__Task directions__: Restate the complete material exactly.

__Material supplied__:
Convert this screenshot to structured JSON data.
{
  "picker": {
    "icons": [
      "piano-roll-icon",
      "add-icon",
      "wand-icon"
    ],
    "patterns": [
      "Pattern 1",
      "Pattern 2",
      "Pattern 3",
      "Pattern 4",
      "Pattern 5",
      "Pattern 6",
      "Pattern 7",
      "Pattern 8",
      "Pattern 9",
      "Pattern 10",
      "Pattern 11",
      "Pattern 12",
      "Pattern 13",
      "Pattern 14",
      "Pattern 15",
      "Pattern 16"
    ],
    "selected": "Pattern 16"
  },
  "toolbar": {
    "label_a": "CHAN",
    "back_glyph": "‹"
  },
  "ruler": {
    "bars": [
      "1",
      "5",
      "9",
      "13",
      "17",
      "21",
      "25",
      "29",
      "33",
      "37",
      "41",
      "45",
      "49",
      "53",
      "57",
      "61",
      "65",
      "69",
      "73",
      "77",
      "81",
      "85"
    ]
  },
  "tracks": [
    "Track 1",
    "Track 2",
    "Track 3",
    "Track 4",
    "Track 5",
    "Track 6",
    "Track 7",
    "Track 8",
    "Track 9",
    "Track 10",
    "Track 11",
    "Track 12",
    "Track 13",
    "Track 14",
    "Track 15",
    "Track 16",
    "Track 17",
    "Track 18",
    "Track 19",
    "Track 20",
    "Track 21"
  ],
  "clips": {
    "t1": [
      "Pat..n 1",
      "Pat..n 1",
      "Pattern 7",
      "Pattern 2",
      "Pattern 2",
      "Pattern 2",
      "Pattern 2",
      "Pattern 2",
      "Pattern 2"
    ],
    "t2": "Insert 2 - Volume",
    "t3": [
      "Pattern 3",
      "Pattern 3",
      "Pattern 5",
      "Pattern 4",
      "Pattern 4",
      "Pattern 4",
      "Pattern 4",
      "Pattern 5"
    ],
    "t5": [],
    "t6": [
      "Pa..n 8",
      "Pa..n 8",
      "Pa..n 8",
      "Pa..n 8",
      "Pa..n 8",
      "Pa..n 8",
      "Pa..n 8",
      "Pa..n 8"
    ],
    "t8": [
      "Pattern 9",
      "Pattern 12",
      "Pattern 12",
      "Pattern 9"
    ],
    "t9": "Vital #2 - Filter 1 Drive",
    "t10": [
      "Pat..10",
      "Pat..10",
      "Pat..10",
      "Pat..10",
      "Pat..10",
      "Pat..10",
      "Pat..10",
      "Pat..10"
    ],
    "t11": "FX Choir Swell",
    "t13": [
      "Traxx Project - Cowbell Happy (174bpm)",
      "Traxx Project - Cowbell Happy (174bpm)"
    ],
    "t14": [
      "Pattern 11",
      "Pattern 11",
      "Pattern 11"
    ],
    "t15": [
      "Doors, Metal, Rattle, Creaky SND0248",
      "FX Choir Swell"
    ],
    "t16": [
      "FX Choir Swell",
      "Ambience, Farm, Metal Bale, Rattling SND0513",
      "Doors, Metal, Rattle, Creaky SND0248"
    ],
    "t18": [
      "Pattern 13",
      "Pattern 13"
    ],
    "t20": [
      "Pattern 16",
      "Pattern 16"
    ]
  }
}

__Solution__:
Convert this screenshot to structured JSON data.
{
  "picker": {
    "icons": [
      "piano-roll-icon",
      "add-icon",
      "wand-icon"
    ],
    "patterns": [
      "Pattern 1",
      "Pattern 2",
      "Pattern 3",
      "Pattern 4",
      "Pattern 5",
      "Pattern 6",
      "Pattern 7",
      "Pattern 8",
      "Pattern 9",
      "Pattern 10",
      "Pattern 11",
      "Pattern 12",
      "Pattern 13",
      "Pattern 14",
      "Pattern 15",
      "Pattern 16"
    ],
    "selected": "Pattern 16"
  },
  "toolbar": {
    "label_a": "CHAN",
    "back_glyph": "‹"
  },
  "ruler": {
    "bars": [
      "1",
      "5",
      "9",
      "13",
      "17",
      "21",
      "25",
      "29",
      "33",
      "37",
      "41",
      "45",
      "49",
      "53",
      "57",
      "61",
      "65",
      "69",
      "73",
      "77",
      "81",
      "85"
    ]
  },
  "tracks": [
    "Track 1",
    "Track 2",
    "Track 3",
    "Track 4",
    "Track 5",
    "Track 6",
    "Track 7",
    "Track 8",
    "Track 9",
    "Track 10",
    "Track 11",
    "Track 12",
    "Track 13",
    "Track 14",
    "Track 15",
    "Track 16",
    "Track 17",
    "Track 18",
    "Track 19",
    "Track 20",
    "Track 21"
  ],
  "clips": {
    "t1": [
      "Pat..n 1",
      "Pat..n 1",
      "Pattern 7",
      "Pattern 2",
      "Pattern 2",
      "Pattern 2",
      "Pattern 2",
      "Pattern 2",
      "Pattern 2"
    ],
    "t2": "Insert 2 - Volume",
    "t3": [
      "Pattern 3",
      "Pattern 3",
      "Pattern 5",
      "Pattern 4",
      "Pattern 4",
      "Pattern 4",
      "Pattern 4",
      "Pattern 5"
    ],
    "t5": [],
    "t6": [
      "Pa..n 8",
      "Pa..n 8",
      "Pa..n 8",
      "Pa..n 8",
      "Pa..n 8",
      "Pa..n 8",
      "Pa..n 8",
      "Pa..n 8"
    ],
    "t8": [
      "Pattern 9",
      "Pattern 12",
      "Pattern 12",
      "Pattern 9"
    ],
    "t9": "Vital #2 - Filter 1 Drive",
    "t10": [
      "Pat..10",
      "Pat..10",
      "Pat..10",
      "Pat..10",
      "Pat..10",
      "Pat..10",
      "Pat..10",
      "Pat..10"
    ],
    "t11": "FX Choir Swell",
    "t13": [
      "Traxx Project - Cowbell Happy (174bpm)",
      "Traxx Project - Cowbell Happy (174bpm)"
    ],
    "t14": [
      "Pattern 11",
      "Pattern 11",
      "Pattern 11"
    ],
    "t15": [
      "Doors, Metal, Rattle, Creaky SND0248",
      "FX Choir Swell"
    ],
    "t16": [
      "FX Choir Swell",
      "Ambience, Farm, Metal Bale, Rattling SND0513",
      "Doors, Metal, Rattle, Creaky SND0248"
    ],
    "t18": [
      "Pattern 13",
      "Pattern 13"
    ],
    "t20": [
      "Pattern 16",
      "Pattern 16"
    ]
  }
}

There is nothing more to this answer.